• [Short task]: Return each line of the records holding the string "value".
Begin Entries shown
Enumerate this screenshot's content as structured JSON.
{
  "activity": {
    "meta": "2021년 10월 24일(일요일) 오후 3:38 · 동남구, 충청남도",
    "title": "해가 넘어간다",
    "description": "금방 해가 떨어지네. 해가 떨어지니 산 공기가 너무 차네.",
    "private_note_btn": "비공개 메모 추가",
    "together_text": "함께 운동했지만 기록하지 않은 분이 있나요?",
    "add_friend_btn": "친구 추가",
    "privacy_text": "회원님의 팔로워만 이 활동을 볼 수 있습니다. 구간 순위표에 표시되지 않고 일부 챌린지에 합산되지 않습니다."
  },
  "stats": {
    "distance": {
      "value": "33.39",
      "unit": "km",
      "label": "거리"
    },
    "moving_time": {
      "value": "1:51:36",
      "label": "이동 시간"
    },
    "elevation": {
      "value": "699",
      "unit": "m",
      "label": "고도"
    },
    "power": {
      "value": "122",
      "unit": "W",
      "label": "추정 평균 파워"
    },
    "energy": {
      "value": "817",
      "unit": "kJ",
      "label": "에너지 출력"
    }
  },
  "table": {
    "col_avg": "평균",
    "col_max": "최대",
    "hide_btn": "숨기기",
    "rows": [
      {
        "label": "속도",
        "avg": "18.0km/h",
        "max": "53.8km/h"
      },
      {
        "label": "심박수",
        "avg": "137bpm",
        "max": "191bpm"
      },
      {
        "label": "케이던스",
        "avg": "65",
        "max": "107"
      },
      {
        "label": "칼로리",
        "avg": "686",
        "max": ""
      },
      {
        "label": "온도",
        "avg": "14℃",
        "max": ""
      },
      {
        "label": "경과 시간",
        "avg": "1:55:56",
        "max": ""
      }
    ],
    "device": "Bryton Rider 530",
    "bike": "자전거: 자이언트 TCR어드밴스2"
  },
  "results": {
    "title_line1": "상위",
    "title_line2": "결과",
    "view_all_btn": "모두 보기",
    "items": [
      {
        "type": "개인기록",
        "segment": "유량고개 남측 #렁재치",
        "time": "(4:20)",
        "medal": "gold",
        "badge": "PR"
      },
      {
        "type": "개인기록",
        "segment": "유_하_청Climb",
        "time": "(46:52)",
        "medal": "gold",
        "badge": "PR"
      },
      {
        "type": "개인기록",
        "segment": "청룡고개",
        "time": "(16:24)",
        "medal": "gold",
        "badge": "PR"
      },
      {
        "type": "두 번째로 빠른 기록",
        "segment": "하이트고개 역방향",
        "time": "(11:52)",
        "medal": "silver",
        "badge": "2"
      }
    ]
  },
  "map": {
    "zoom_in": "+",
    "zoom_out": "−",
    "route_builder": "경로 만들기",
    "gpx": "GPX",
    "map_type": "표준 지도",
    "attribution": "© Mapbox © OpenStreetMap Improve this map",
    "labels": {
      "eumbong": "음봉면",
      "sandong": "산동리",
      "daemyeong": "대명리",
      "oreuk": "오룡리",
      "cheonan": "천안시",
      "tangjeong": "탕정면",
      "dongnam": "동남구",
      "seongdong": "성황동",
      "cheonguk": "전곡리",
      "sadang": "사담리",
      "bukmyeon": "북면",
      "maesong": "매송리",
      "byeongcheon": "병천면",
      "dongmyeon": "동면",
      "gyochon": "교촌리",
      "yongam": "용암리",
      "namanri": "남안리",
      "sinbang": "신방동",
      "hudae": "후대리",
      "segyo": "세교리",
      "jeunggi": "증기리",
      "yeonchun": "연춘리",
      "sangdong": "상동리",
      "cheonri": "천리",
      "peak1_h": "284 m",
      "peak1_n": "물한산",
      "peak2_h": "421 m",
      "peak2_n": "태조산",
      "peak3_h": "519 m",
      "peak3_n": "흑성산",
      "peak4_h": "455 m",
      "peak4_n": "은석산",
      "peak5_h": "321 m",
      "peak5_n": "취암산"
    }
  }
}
End Entries shown
• [Exercise output]:
      "value": "33.39",
      "value": "1:51:36",
      "value": "699",
      "value": "122",
      "value": "817",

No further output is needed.